Find how many lines of the listing include the string "分钟发出一辆", and report only that figure.

* * * * *

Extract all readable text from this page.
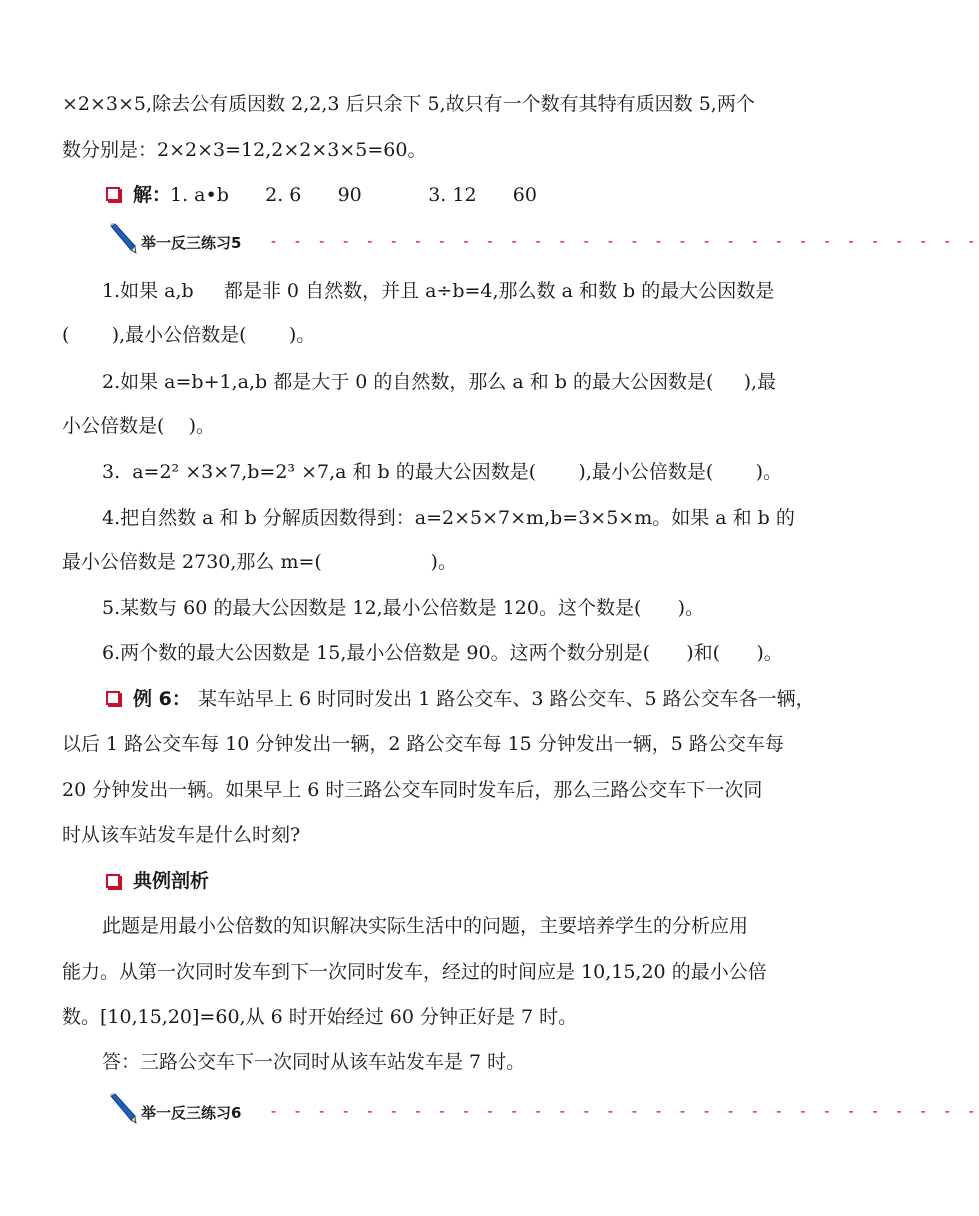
×2×3×5,除去公有质因数 2,2,3 后只余下 5,故只有一个数有其特有质因数 5,两个
数分别是：2×2×3=12,2×2×3×5=60。
解：
1. a•b      2. 6      90           3. 12      60
举一反三练习5 - - - - - - - - - - - - - - - - - - - - - - - - - - - - - -
1.如果 a,b     都是非 0 自然数，并且 a÷b=4,那么数 a 和数 b 的最大公因数是
(       ),最小公倍数是(       )。
2.如果 a=b+1,a,b 都是大于 0 的自然数，那么 a 和 b 的最大公因数是(     ),最
小公倍数是(    )。
3.  a=2² ×3×7,b=2³ ×7,a 和 b 的最大公因数是(       ),最小公倍数是(       )。
4.把自然数 a 和 b 分解质因数得到：a=2×5×7×m,b=3×5×m。如果 a 和 b 的
最小公倍数是 2730,那么 m=(                  )。
5.某数与 60 的最大公因数是 12,最小公倍数是 120。这个数是(      )。
6.两个数的最大公因数是 15,最小公倍数是 90。这两个数分别是(      )和(      )。
例 6： 某车站早上 6 时同时发出 1 路公交车、3 路公交车、5 路公交车各一辆，
以后 1 路公交车每 10 分钟发出一辆，2 路公交车每 15 分钟发出一辆，5 路公交车每
20 分钟发出一辆。如果早上 6 时三路公交车同时发车后，那么三路公交车下一次同
时从该车站发车是什么时刻?
典例剖析
此题是用最小公倍数的知识解决实际生活中的问题，主要培养学生的分析应用
能力。从第一次同时发车到下一次同时发车，经过的时间应是 10,15,20 的最小公倍
数。[10,15,20]=60,从 6 时开始经过 60 分钟正好是 7 时。
答：三路公交车下一次同时从该车站发车是 7 时。
举一反三练习6 - - - - - - - - - - - - - - - - - - - - - - - - - - - - - -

* * * * *

• EXERCISE OUTPUT
2